-- START SOURCE EXCERPT --

And, let's write a function to plop the marble down at a number of positions and try to control it, plotting the results.

In [13]:
def testIt(Qnet,nTrials,nStepsPerTrial):
    xs = np.linspace(0,10,nTrials)
    plt.subplot(4,3,12)
    for x in xs:
        s = [x,0] ## 0 velocity
        xtrace = np.zeros((nStepsPerTrial,2))
        for step in range(nStepsPerTrial):
            a,_ = epsilonGreedy(Qnet,s,actions,0.0) # epsilon = 0
            s = nextState(s,a)
            xtrace[step,:] = s
        plt.plot(xtrace[:,0],xtrace[:,1])
        plt.xlim(-1,11)
        plt.ylim(-5,5)

-- END SOURCE EXCERPT --
-- START AVAILABLE RECORDS --

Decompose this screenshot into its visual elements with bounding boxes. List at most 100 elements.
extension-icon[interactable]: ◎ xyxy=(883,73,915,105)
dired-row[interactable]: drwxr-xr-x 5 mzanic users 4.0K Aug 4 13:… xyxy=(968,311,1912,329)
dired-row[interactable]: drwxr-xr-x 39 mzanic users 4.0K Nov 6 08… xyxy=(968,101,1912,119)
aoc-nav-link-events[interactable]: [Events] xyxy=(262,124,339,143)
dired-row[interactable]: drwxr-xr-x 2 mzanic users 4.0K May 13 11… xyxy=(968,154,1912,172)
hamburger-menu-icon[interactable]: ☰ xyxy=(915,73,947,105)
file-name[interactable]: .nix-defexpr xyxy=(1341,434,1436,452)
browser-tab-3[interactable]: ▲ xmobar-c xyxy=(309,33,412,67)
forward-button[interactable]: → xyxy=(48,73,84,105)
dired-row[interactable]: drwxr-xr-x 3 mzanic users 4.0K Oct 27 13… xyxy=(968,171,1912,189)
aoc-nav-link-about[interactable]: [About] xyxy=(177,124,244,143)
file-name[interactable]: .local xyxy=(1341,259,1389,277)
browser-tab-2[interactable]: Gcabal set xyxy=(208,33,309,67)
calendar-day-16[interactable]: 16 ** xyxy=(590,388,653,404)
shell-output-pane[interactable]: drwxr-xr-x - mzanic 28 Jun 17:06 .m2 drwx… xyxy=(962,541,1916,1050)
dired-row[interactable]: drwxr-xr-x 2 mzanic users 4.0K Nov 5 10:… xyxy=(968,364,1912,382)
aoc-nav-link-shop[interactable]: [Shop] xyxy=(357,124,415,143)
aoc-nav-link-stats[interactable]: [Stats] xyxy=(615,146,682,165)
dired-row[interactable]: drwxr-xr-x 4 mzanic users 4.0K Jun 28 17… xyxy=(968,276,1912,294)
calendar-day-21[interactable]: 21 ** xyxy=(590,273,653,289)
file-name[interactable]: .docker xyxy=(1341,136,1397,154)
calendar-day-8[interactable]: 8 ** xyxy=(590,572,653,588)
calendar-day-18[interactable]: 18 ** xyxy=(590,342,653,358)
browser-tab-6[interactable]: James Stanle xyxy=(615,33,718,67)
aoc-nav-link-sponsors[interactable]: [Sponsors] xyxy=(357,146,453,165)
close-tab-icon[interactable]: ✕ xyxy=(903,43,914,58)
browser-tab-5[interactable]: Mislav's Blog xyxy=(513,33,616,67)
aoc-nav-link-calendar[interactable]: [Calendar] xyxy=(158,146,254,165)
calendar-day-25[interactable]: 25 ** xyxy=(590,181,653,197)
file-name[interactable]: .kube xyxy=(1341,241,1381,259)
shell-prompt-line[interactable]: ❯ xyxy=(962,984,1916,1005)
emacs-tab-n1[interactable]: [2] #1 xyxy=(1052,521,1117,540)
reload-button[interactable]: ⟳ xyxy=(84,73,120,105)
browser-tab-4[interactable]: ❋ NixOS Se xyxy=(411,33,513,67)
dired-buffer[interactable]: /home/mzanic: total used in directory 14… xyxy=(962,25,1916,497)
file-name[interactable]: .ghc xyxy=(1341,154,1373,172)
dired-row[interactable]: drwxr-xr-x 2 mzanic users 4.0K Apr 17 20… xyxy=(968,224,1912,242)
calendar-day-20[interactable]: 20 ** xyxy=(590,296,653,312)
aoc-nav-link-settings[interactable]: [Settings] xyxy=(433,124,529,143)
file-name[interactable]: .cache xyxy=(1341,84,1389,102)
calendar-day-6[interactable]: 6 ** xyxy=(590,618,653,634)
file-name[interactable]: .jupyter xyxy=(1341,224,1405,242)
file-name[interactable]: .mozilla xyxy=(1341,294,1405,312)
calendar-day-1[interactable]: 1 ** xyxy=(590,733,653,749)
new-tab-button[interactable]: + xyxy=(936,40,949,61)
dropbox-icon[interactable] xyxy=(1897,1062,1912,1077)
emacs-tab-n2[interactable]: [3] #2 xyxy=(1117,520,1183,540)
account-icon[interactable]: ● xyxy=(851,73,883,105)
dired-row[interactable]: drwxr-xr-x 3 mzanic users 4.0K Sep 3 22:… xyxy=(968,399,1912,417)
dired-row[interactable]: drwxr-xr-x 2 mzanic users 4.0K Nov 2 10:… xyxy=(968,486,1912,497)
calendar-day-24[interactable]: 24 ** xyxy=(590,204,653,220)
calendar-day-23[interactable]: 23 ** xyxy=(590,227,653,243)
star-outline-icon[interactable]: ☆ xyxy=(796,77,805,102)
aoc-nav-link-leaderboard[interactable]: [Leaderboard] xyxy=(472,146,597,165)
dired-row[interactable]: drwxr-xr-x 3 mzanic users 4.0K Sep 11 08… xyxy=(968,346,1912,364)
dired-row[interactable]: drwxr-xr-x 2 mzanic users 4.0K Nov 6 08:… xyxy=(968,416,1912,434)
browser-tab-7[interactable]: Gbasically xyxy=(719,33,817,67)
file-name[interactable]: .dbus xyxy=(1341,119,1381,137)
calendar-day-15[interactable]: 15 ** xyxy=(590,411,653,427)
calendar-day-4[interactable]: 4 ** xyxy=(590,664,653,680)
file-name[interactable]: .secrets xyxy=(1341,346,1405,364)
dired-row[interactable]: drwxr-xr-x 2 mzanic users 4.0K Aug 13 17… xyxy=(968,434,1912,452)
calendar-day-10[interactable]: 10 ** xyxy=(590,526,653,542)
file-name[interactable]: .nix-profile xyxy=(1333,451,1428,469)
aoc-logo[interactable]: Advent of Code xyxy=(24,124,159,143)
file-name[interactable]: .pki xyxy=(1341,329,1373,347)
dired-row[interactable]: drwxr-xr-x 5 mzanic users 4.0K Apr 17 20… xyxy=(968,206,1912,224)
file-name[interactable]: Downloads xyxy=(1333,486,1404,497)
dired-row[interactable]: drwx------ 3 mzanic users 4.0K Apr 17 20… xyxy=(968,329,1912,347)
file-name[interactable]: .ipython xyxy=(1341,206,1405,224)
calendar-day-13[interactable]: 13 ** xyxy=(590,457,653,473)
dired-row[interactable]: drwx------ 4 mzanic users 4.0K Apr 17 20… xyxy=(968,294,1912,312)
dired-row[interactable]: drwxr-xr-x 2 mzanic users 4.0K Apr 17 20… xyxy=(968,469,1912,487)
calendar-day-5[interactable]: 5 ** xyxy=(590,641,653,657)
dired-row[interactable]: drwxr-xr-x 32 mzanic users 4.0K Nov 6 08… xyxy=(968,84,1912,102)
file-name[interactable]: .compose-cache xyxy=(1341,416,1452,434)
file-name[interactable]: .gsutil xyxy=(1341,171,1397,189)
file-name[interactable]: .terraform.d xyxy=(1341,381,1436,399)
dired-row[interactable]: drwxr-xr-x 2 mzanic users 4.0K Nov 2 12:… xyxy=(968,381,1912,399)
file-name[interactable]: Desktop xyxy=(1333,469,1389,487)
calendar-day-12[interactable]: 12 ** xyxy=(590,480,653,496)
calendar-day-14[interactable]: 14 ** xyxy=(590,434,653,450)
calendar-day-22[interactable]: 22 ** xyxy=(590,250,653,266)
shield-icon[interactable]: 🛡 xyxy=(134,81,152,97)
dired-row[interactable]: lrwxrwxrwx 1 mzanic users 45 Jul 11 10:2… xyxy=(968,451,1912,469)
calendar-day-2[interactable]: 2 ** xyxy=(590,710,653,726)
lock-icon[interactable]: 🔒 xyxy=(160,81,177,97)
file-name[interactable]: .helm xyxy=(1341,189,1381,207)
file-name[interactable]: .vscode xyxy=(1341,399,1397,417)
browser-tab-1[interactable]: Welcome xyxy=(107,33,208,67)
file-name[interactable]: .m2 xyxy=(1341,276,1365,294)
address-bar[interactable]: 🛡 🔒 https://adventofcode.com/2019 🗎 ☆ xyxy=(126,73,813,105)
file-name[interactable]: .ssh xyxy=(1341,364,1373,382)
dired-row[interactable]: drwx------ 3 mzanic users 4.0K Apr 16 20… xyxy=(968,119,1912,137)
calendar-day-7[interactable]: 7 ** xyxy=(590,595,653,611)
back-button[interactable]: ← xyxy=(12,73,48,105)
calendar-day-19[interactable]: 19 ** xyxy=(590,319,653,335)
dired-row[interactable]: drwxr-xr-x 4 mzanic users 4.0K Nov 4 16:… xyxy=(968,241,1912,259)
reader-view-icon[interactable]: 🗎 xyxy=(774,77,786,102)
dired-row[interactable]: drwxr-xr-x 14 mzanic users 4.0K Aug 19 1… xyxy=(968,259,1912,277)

-- END AVAILABLE RECORDS --

◆ PROBLEM SET
1/ Answer these from the marble-control code excerpt:
(a) What range of starting positions does np.linspace spread the trials across?
(b) What epsilon value is passed to epsilonGreedy?
(c) What limits are set for the y-axis of the plot?
2/ Rewrite the records from their first line up to and including the line containing "dired-row[interactable]: drwxr-xr-x 39", replacing "users" with "staff" and changing nothing else. Give only those lines.

◆ SOLUTIONS BELOW
1/
(a) From 0 to 10.
(b) 0.0.
(c) From -5 to 5.

2/
Decompose this screenshot into its visual elements with bounding boxes. List at most 100 elements.
extension-icon[interactable]: ◎ xyxy=(883,73,915,105)
dired-row[interactable]: drwxr-xr-x 5 mzanic staff 4.0K Aug 4 13:… xyxy=(968,311,1912,329)
dired-row[interactable]: drwxr-xr-x 39 mzanic staff 4.0K Nov 6 08… xyxy=(968,101,1912,119)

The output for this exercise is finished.